Raw records
────────────────────────────────────────
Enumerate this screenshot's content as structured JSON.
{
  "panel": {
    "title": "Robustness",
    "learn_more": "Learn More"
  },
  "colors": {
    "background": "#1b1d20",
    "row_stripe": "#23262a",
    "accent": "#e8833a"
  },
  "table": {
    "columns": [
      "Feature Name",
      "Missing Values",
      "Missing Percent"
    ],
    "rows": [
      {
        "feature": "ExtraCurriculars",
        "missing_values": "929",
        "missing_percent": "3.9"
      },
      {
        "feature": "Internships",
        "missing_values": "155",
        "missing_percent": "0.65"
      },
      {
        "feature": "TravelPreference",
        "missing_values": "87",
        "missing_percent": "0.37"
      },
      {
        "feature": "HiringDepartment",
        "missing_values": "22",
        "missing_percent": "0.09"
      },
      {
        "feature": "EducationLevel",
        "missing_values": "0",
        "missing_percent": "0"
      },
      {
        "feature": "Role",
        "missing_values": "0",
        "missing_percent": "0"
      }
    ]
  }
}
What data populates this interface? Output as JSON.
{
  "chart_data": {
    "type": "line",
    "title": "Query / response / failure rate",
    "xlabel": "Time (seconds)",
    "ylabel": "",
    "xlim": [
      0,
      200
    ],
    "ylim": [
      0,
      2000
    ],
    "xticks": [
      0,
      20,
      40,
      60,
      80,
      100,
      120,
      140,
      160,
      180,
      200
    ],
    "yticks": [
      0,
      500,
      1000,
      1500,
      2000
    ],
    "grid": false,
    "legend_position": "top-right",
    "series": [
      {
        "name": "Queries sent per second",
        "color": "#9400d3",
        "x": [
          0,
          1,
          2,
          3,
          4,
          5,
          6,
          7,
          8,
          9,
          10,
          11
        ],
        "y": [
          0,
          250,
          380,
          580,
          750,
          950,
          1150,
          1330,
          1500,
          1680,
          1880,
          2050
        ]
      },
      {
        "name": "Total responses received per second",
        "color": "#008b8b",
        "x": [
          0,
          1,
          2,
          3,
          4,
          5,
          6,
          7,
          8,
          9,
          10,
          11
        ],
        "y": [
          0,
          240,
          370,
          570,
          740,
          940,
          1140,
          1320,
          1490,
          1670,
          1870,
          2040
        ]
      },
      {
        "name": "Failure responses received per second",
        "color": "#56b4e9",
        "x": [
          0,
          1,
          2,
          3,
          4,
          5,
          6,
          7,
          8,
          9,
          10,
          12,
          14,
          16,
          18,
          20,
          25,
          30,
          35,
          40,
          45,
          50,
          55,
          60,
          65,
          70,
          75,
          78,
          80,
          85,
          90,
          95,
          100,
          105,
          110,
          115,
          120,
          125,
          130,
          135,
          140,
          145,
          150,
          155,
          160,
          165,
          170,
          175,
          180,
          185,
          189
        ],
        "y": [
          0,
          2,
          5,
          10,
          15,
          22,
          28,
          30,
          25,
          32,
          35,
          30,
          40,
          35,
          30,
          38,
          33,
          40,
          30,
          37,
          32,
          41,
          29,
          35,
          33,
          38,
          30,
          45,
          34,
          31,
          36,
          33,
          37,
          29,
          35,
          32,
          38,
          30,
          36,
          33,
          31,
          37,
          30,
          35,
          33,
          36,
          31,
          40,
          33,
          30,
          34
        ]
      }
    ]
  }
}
────────────────────────────────────────
**Aim of the task:** Repeat the data above, word for word.

**Exercise solution:**
Enumerate this screenshot's content as structured JSON.
{
  "panel": {
    "title": "Robustness",
    "learn_more": "Learn More"
  },
  "colors": {
    "background": "#1b1d20",
    "row_stripe": "#23262a",
    "accent": "#e8833a"
  },
  "table": {
    "columns": [
      "Feature Name",
      "Missing Values",
      "Missing Percent"
    ],
    "rows": [
      {
        "feature": "ExtraCurriculars",
        "missing_values": "929",
        "missing_percent": "3.9"
      },
      {
        "feature": "Internships",
        "missing_values": "155",
        "missing_percent": "0.65"
      },
      {
        "feature": "TravelPreference",
        "missing_values": "87",
        "missing_percent": "0.37"
      },
      {
        "feature": "HiringDepartment",
        "missing_values": "22",
        "missing_percent": "0.09"
      },
      {
        "feature": "EducationLevel",
        "missing_values": "0",
        "missing_percent": "0"
      },
      {
        "feature": "Role",
        "missing_values": "0",
        "missing_percent": "0"
      }
    ]
  }
}
What data populates this interface? Output as JSON.
{
  "chart_data": {
    "type": "line",
    "title": "Query / response / failure rate",
    "xlabel": "Time (seconds)",
    "ylabel": "",
    "xlim": [
      0,
      200
    ],
    "ylim": [
      0,
      2000
    ],
    "xticks": [
      0,
      20,
      40,
      60,
      80,
      100,
      120,
      140,
      160,
      180,
      200
    ],
    "yticks": [
      0,
      500,
      1000,
      1500,
      2000
    ],
    "grid": false,
    "legend_position": "top-right",
    "series": [
      {
        "name": "Queries sent per second",
        "color": "#9400d3",
        "x": [
          0,
          1,
          2,
          3,
          4,
          5,
          6,
          7,
          8,
          9,
          10,
          11
        ],
        "y": [
          0,
          250,
          380,
          580,
          750,
          950,
          1150,
          1330,
          1500,
          1680,
          1880,
          2050
        ]
      },
      {
        "name": "Total responses received per second",
        "color": "#008b8b",
        "x": [
          0,
          1,
          2,
          3,
          4,
          5,
          6,
          7,
          8,
          9,
          10,
          11
        ],
        "y": [
          0,
          240,
          370,
          570,
          740,
          940,
          1140,
          1320,
          1490,
          1670,
          1870,
          2040
        ]
      },
      {
        "name": "Failure responses received per second",
        "color": "#56b4e9",
        "x": [
          0,
          1,
          2,
          3,
          4,
          5,
          6,
          7,
          8,
          9,
          10,
          12,
          14,
          16,
          18,
          20,
          25,
          30,
          35,
          40,
          45,
          50,
          55,
          60,
          65,
          70,
          75,
          78,
          80,
          85,
          90,
          95,
          100,
          105,
          110,
          115,
          120,
          125,
          130,
          135,
          140,
          145,
          150,
          155,
          160,
          165,
          170,
          175,
          180,
          185,
          189
        ],
        "y": [
          0,
          2,
          5,
          10,
          15,
          22,
          28,
          30,
          25,
          32,
          35,
          30,
          40,
          35,
          30,
          38,
          33,
          40,
          30,
          37,
          32,
          41,
          29,
          35,
          33,
          38,
          30,
          45,
          34,
          31,
          36,
          33,
          37,
          29,
          35,
          32,
          38,
          30,
          36,
          33,
          31,
          37,
          30,
          35,
          33,
          36,
          31,
          40,
          33,
          30,
          34
        ]
      }
    ]
  }
}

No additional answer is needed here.